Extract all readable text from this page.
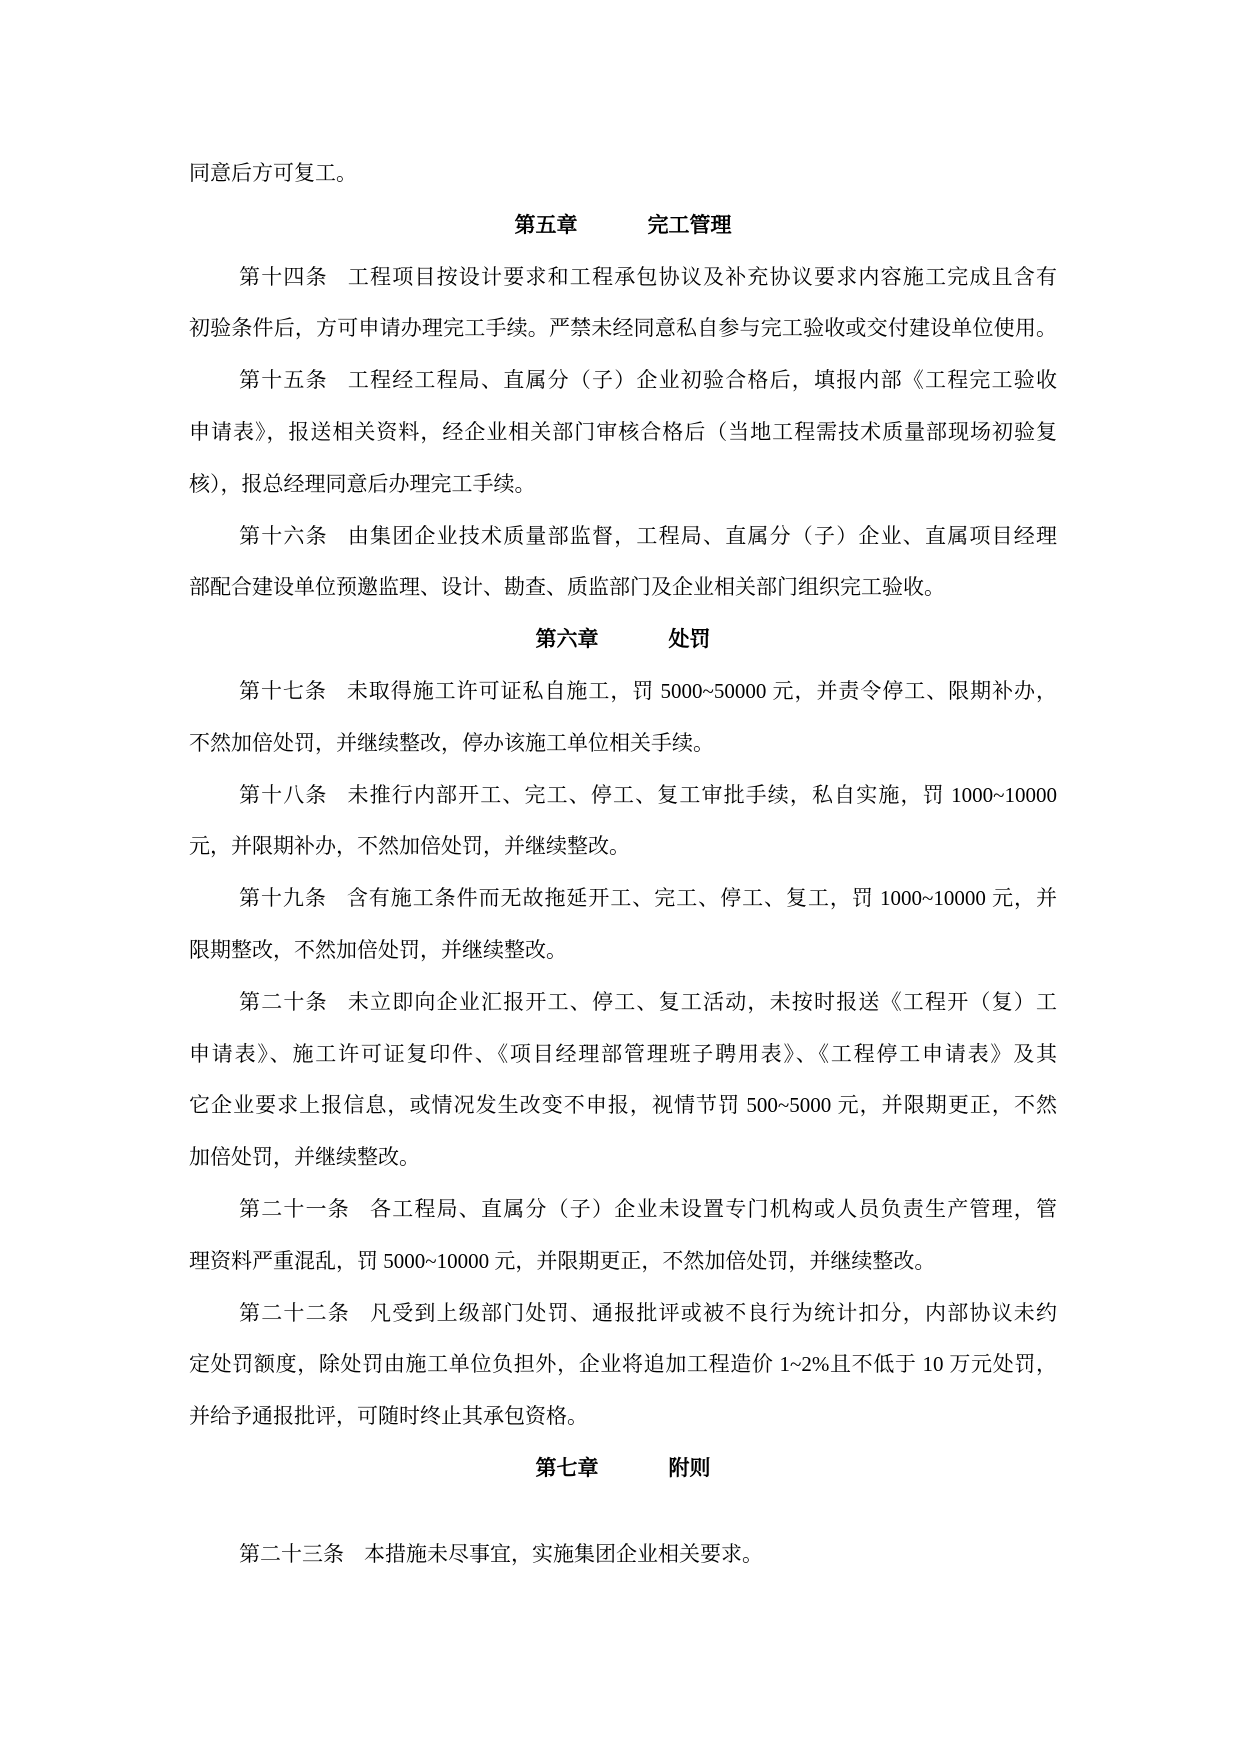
同意后方可复工。
第五章	完工管理
第十四条 工程项目按设计要求和工程承包协议及补充协议要求内容施工完成且含有
初验条件后，方可申请办理完工手续。严禁未经同意私自参与完工验收或交付建设单位使用。
第十五条 工程经工程局、直属分（子）企业初验合格后，填报内部《工程完工验收
申请表》，报送相关资料，经企业相关部门审核合格后（当地工程需技术质量部现场初验复
核），报总经理同意后办理完工手续。
第十六条 由集团企业技术质量部监督，工程局、直属分（子）企业、直属项目经理
部配合建设单位预邀监理、设计、勘查、质监部门及企业相关部门组织完工验收。
第六章	处罚
第十七条 未取得施工许可证私自施工，罚 5000~50000 元，并责令停工、限期补办，
不然加倍处罚，并继续整改，停办该施工单位相关手续。
第十八条 未推行内部开工、完工、停工、复工审批手续，私自实施，罚 1000~10000
元，并限期补办，不然加倍处罚，并继续整改。
第十九条 含有施工条件而无故拖延开工、完工、停工、复工，罚 1000~10000 元，并
限期整改，不然加倍处罚，并继续整改。
第二十条 未立即向企业汇报开工、停工、复工活动，未按时报送《工程开（复）工
申请表》、施工许可证复印件、《项目经理部管理班子聘用表》、《工程停工申请表》及其
它企业要求上报信息，或情况发生改变不申报，视情节罚 500~5000 元，并限期更正，不然
加倍处罚，并继续整改。
第二十一条 各工程局、直属分（子）企业未设置专门机构或人员负责生产管理，管
理资料严重混乱，罚 5000~10000 元，并限期更正，不然加倍处罚，并继续整改。
第二十二条 凡受到上级部门处罚、通报批评或被不良行为统计扣分，内部协议未约
定处罚额度，除处罚由施工单位负担外，企业将追加工程造价 1~2%且不低于 10 万元处罚，
并给予通报批评，可随时终止其承包资格。
第七章	附则
第二十三条 本措施未尽事宜，实施集团企业相关要求。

--

**What the task requires:**
From the entries above, extract every line where the word "不然加倍处罚" appears.

**Full solution:**
不然加倍处罚，并继续整改，停办该施工单位相关手续。
元，并限期补办，不然加倍处罚，并继续整改。
限期整改，不然加倍处罚，并继续整改。
理资料严重混乱，罚 5000~10000 元，并限期更正，不然加倍处罚，并继续整改。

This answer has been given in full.